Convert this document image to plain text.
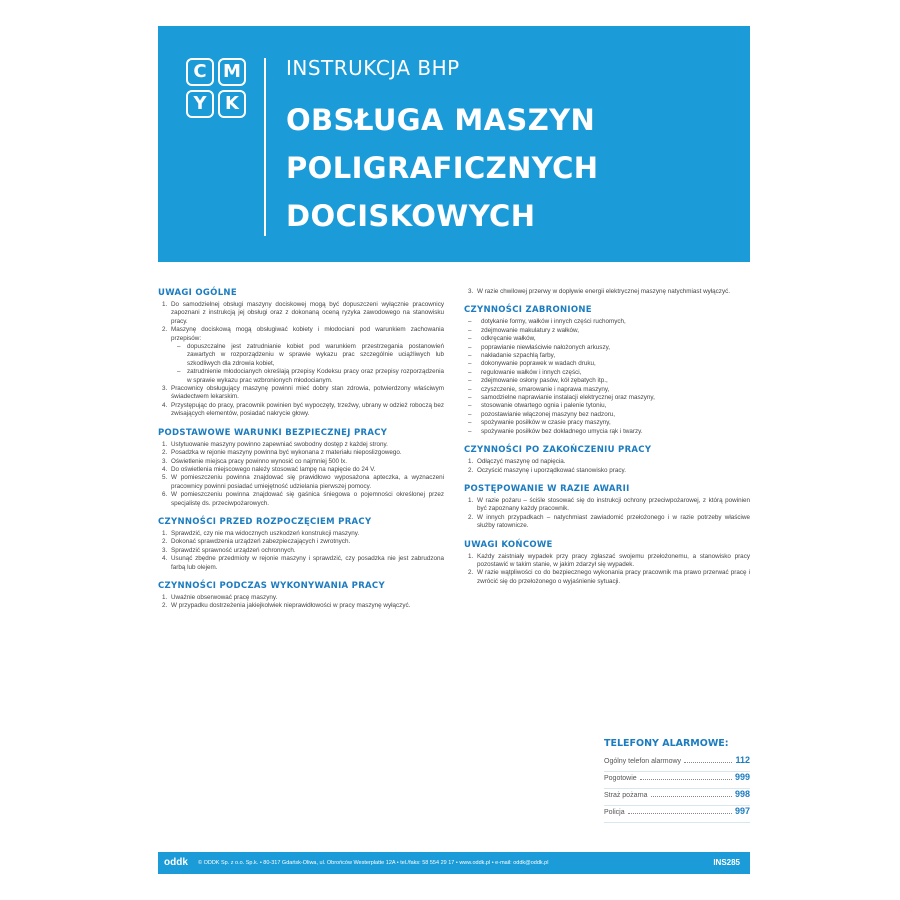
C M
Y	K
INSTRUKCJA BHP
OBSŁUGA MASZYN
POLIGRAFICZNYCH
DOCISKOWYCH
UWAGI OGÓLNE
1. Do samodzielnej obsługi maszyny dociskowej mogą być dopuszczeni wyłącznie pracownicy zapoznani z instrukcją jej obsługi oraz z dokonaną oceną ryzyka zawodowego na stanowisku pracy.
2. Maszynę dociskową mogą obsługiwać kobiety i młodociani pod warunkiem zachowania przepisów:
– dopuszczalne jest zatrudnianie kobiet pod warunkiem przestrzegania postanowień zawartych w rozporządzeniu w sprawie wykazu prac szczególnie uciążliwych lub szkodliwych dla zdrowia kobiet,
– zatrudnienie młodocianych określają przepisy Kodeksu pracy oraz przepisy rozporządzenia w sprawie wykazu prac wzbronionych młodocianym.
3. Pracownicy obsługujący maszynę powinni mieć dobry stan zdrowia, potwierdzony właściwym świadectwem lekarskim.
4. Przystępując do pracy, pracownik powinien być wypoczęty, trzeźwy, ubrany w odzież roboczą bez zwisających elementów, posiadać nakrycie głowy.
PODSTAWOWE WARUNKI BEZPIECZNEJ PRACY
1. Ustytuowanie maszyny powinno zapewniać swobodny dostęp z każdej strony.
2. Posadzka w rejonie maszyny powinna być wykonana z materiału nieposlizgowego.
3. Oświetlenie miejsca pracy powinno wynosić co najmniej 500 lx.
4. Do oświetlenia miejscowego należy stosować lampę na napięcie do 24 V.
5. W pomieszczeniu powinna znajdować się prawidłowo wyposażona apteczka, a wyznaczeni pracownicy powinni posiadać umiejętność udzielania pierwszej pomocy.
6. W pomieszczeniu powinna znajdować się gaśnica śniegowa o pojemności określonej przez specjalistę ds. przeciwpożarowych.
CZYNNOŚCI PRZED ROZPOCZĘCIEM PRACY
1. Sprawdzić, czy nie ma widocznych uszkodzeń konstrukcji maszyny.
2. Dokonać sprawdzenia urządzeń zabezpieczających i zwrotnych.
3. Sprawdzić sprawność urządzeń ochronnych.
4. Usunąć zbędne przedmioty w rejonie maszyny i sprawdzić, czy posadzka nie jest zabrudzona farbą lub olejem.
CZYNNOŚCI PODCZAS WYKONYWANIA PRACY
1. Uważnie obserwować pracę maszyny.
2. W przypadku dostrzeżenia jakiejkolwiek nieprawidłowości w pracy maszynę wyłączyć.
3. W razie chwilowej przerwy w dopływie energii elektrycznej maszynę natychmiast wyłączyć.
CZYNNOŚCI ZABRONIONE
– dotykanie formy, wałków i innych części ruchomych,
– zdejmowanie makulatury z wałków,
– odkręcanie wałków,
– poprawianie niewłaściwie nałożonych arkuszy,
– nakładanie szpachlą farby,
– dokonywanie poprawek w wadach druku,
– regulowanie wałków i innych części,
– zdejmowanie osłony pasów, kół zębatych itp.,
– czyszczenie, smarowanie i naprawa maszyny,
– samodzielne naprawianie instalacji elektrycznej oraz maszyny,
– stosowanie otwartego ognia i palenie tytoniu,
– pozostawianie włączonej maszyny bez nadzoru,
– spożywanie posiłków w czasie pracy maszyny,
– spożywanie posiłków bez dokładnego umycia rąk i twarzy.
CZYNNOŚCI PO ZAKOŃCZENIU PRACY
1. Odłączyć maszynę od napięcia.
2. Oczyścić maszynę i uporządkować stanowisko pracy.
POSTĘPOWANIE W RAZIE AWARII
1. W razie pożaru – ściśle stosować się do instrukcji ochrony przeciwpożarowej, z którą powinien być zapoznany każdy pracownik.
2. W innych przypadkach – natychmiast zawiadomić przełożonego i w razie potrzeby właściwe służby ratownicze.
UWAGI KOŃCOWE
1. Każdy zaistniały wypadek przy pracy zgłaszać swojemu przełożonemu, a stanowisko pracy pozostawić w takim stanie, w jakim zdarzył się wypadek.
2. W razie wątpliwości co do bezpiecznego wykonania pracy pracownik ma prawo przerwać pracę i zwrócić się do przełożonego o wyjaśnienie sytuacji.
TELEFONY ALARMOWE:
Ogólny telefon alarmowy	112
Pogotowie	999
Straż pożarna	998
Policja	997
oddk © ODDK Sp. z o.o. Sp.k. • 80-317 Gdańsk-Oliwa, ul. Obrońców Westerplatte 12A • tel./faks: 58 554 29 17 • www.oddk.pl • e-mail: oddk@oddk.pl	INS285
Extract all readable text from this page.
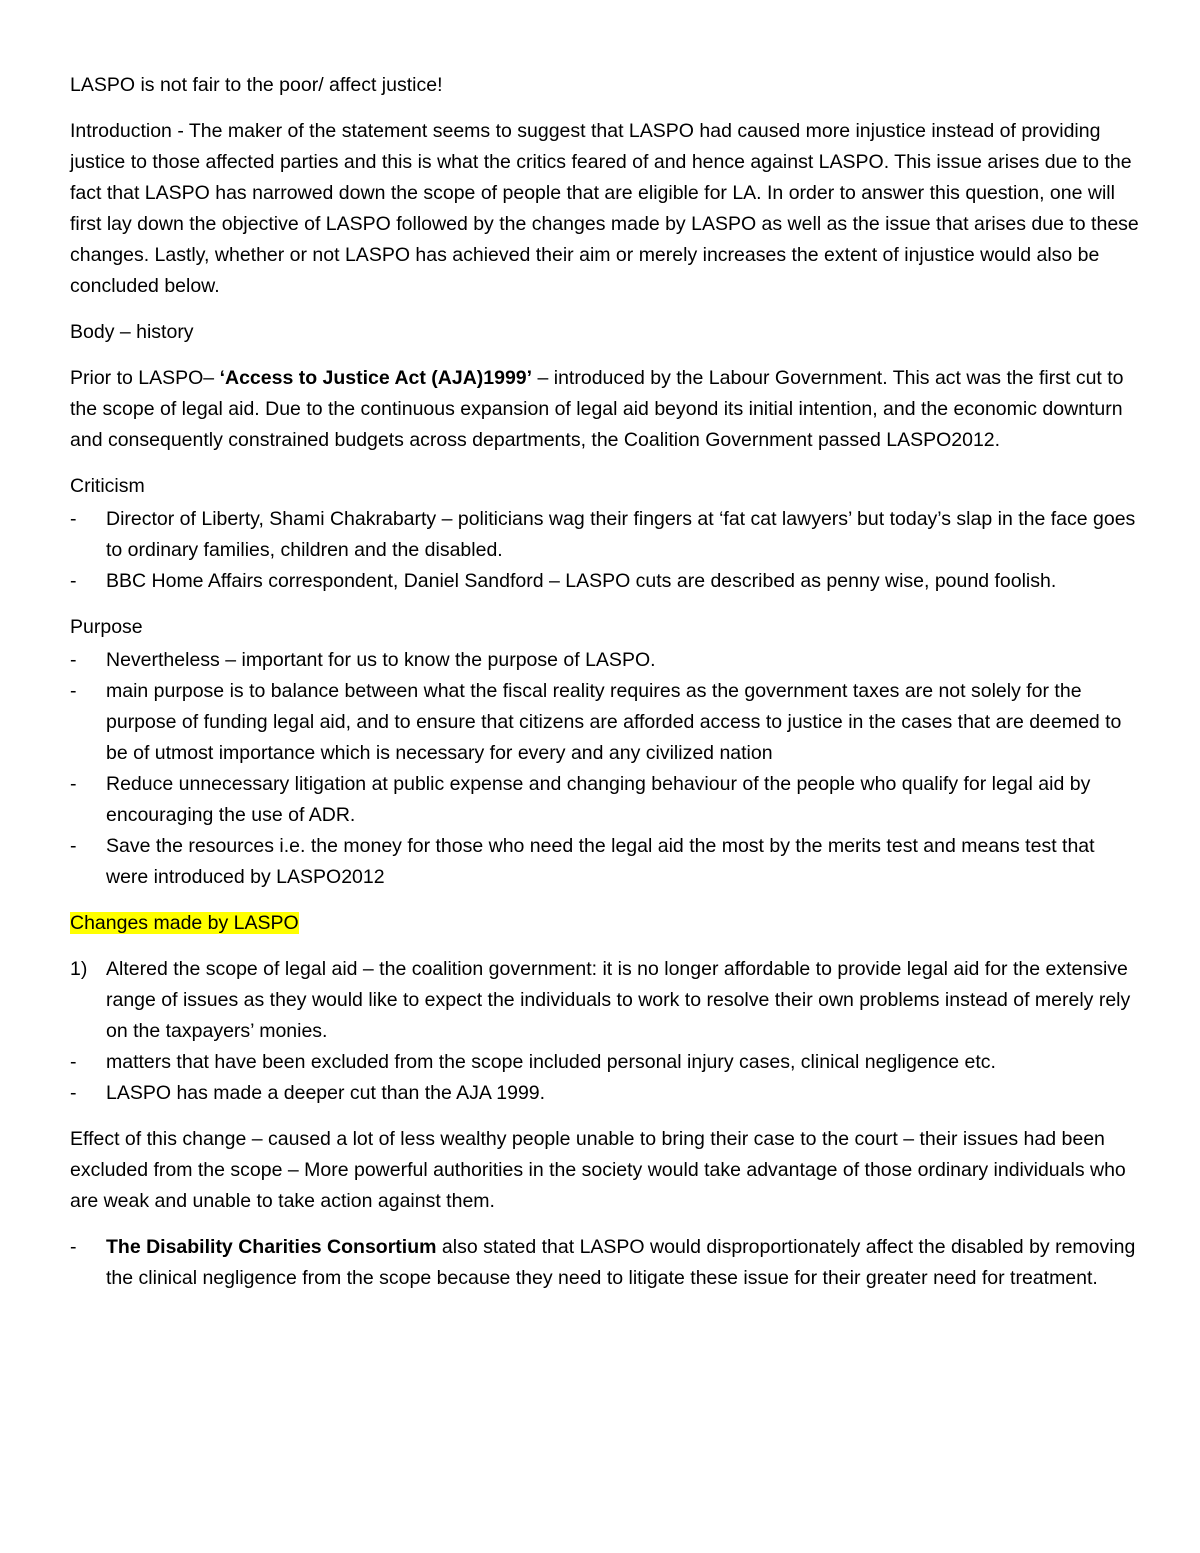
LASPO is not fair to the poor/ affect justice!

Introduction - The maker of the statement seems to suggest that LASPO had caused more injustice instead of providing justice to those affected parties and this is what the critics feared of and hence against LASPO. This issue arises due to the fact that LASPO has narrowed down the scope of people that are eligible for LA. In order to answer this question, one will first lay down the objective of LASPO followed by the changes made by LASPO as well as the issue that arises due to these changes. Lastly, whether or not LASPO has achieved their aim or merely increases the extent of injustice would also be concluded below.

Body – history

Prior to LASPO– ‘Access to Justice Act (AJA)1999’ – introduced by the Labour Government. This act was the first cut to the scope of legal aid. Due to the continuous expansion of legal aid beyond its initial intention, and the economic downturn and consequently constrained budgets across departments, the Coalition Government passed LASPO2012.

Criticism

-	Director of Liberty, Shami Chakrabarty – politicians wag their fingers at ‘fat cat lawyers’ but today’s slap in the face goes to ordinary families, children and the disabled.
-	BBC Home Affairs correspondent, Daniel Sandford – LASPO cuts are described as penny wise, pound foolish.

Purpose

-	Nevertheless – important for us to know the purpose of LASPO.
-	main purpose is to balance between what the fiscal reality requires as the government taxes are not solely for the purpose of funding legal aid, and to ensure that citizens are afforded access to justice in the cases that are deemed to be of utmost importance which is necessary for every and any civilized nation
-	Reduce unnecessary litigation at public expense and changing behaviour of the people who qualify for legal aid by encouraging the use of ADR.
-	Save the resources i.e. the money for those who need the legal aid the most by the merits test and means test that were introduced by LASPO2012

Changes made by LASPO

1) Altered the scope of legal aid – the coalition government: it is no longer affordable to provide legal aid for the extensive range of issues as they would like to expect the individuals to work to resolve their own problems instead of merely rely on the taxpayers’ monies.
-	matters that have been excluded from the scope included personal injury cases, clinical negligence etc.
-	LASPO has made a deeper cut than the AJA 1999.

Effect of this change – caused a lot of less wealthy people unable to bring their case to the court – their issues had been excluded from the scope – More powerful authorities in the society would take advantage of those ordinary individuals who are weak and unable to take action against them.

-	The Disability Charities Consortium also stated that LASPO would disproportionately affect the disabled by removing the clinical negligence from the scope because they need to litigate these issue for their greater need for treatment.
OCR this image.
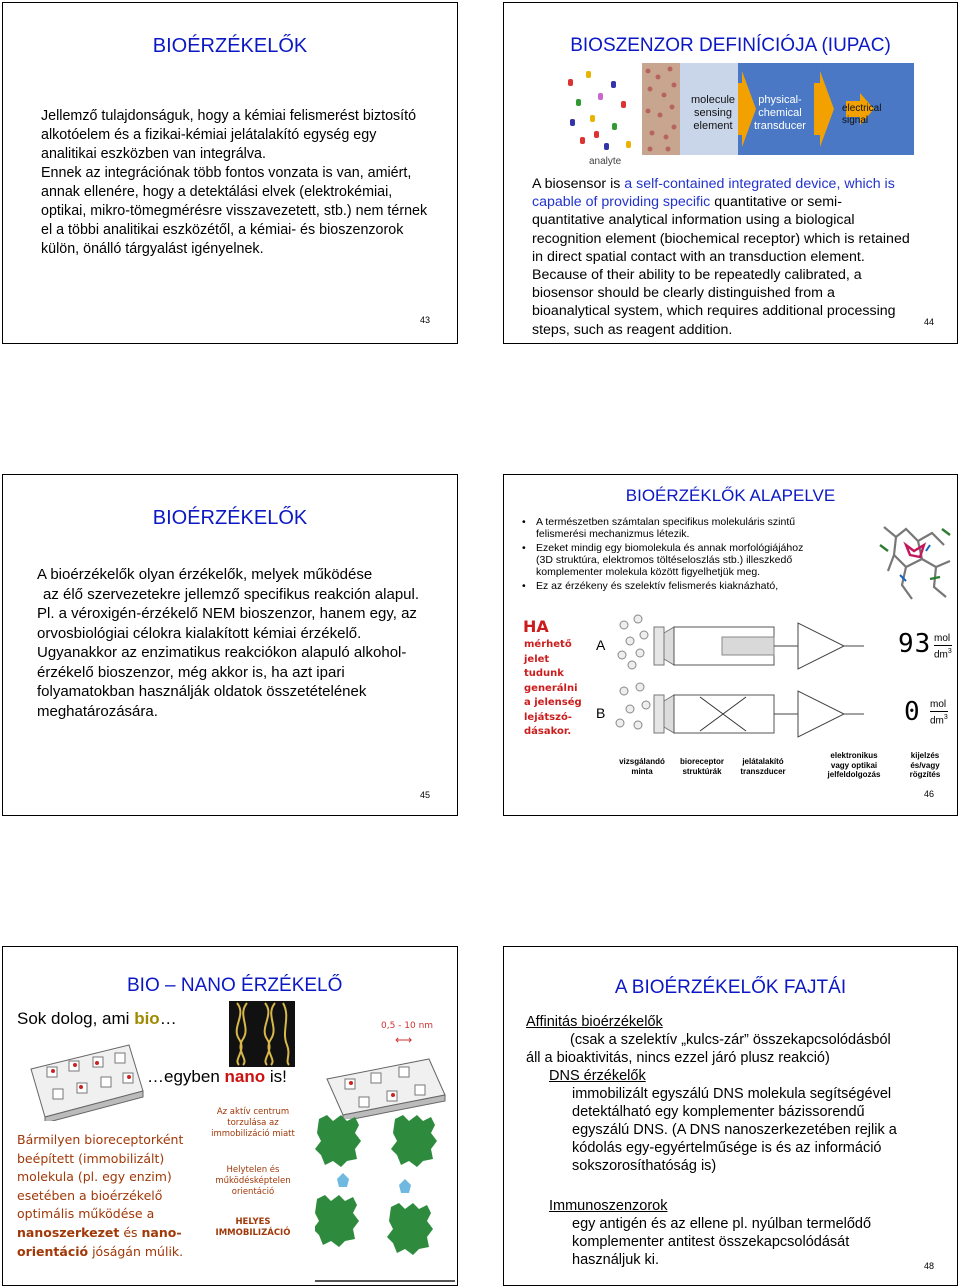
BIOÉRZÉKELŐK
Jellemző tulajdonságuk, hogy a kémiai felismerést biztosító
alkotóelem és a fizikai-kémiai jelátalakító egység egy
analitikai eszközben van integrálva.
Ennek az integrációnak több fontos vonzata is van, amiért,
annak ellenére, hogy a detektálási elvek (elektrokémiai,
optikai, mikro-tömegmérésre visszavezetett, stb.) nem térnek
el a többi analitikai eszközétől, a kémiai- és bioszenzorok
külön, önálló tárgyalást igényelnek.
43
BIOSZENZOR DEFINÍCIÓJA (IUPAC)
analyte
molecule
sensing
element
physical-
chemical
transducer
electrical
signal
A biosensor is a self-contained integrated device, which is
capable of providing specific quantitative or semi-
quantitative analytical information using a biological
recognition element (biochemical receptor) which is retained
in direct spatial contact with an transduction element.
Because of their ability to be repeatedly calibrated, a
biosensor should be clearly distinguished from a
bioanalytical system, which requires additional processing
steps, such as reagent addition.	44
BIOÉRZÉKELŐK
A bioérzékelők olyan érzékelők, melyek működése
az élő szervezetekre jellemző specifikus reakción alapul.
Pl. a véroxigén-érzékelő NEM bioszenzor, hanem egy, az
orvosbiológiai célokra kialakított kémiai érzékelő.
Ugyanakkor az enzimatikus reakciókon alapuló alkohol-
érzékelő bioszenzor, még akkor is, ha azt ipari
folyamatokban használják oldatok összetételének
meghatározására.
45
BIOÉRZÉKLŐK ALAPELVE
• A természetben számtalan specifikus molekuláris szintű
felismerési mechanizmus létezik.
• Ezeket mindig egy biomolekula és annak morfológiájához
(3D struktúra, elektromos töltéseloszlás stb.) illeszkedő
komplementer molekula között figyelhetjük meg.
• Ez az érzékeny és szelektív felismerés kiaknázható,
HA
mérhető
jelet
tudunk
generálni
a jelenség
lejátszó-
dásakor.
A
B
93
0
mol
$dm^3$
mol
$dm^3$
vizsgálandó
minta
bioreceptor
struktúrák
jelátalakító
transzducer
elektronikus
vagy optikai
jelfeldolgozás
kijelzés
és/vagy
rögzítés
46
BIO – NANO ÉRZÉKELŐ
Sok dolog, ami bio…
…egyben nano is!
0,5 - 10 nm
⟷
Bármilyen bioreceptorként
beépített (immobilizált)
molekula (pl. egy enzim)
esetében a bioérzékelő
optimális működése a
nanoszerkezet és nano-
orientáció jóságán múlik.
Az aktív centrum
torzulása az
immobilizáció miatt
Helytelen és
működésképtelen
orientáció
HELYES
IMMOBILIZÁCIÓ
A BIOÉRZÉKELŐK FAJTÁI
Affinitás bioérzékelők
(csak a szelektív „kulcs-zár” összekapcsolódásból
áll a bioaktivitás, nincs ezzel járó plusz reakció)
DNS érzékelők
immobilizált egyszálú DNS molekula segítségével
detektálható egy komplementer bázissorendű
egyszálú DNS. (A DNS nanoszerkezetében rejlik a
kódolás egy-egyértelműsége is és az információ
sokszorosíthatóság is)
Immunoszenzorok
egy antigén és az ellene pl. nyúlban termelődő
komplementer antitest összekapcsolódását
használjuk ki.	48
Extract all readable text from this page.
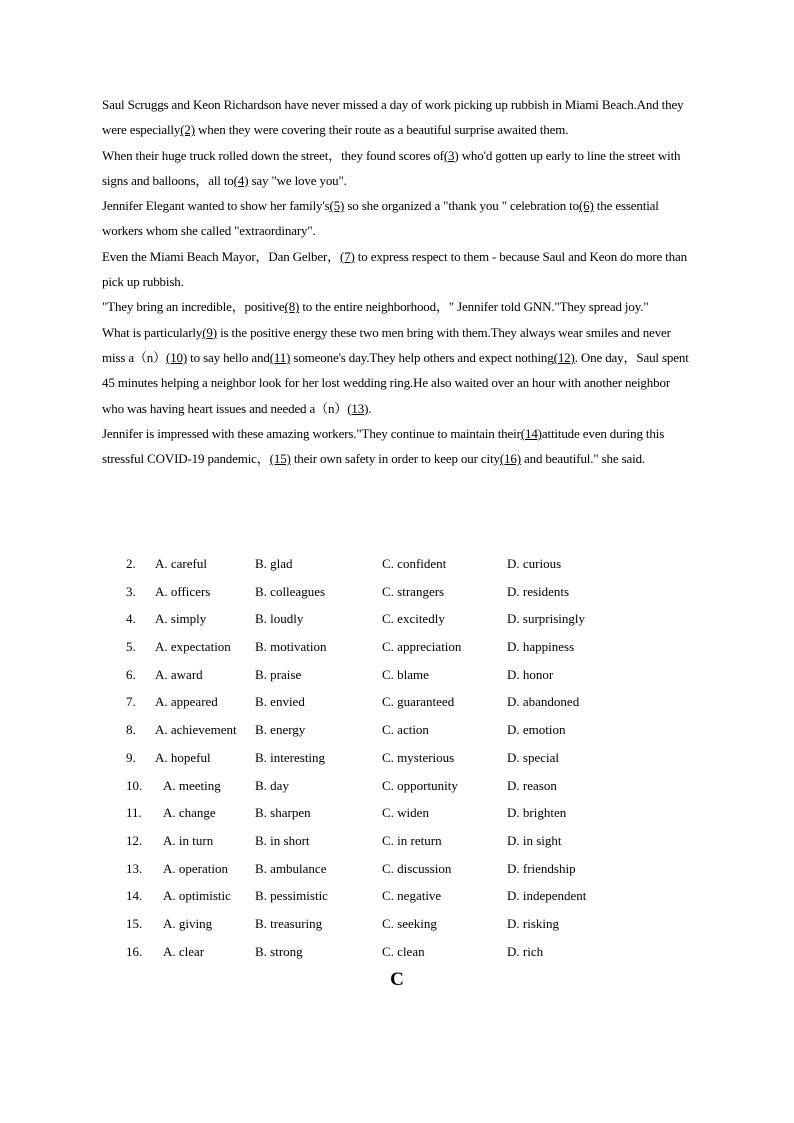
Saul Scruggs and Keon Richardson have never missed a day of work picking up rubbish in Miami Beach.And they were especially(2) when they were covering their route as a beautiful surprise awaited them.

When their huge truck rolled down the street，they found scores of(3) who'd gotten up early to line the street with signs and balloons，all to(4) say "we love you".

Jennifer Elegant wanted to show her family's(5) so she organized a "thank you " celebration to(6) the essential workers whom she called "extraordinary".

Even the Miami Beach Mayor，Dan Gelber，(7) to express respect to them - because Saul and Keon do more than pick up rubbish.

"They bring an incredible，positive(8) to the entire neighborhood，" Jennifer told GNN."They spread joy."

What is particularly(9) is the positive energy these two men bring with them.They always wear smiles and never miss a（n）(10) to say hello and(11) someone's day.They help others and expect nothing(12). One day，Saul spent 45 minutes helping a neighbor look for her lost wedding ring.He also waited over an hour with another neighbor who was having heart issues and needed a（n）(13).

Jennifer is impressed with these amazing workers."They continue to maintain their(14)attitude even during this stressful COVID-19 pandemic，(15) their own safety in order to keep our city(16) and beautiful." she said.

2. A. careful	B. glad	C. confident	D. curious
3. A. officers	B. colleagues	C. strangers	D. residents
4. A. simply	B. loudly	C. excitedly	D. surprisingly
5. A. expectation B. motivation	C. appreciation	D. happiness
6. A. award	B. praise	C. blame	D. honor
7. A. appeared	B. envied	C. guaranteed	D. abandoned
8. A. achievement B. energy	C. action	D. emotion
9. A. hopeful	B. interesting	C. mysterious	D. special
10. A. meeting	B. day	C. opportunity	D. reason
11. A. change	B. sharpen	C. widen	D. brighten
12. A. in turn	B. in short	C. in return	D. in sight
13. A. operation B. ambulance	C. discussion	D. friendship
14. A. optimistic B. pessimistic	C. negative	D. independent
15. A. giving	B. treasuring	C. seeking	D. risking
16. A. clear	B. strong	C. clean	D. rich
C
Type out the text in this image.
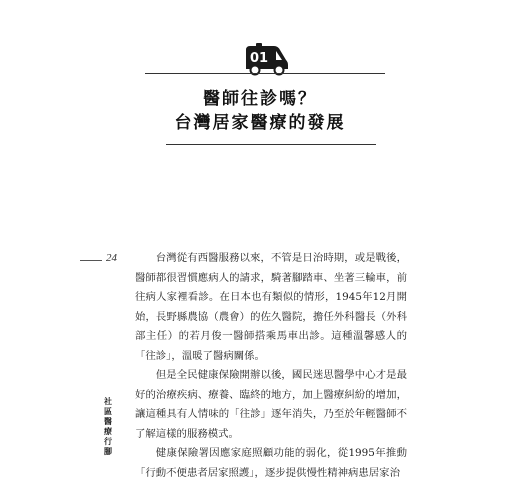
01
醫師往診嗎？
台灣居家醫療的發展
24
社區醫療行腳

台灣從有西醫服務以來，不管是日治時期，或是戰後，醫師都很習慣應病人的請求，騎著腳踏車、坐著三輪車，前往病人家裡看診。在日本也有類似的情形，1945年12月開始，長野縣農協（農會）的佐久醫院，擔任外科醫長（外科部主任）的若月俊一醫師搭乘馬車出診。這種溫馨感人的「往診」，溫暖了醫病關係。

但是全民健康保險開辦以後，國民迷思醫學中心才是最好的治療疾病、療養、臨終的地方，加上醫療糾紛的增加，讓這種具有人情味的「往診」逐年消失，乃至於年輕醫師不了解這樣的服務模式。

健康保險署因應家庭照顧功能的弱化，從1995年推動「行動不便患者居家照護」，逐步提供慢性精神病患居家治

- Work to be completed -
Pick out the lines containing the string "legal".

- Written answer -
Prior to LASPO– ‘Access to Justice Act (AJA)1999’ – introduced by the Labour Government. This act was the first cut to the scope of legal aid. Due to the continuous expansion of legal aid beyond its initial intention, and the economic downturn and consequently constrained budgets across departments, the Coalition Government passed LASPO2012.
-	main purpose is to balance between what the fiscal reality requires as the government taxes are not solely for the purpose of funding legal aid, and to ensure that citizens are afforded access to justice in the cases that are deemed to be of utmost importance which is necessary for every and any civilized nation
-	Reduce unnecessary litigation at public expense and changing behaviour of the people who qualify for legal aid by encouraging the use of ADR.
-	Save the resources i.e. the money for those who need the legal aid the most by the merits test and means test that were introduced by LASPO2012
1) Altered the scope of legal aid – the coalition government: it is no longer affordable to provide legal aid for the extensive range of issues as they would like to expect the individuals to work to resolve their own problems instead of merely rely on the taxpayers’ monies.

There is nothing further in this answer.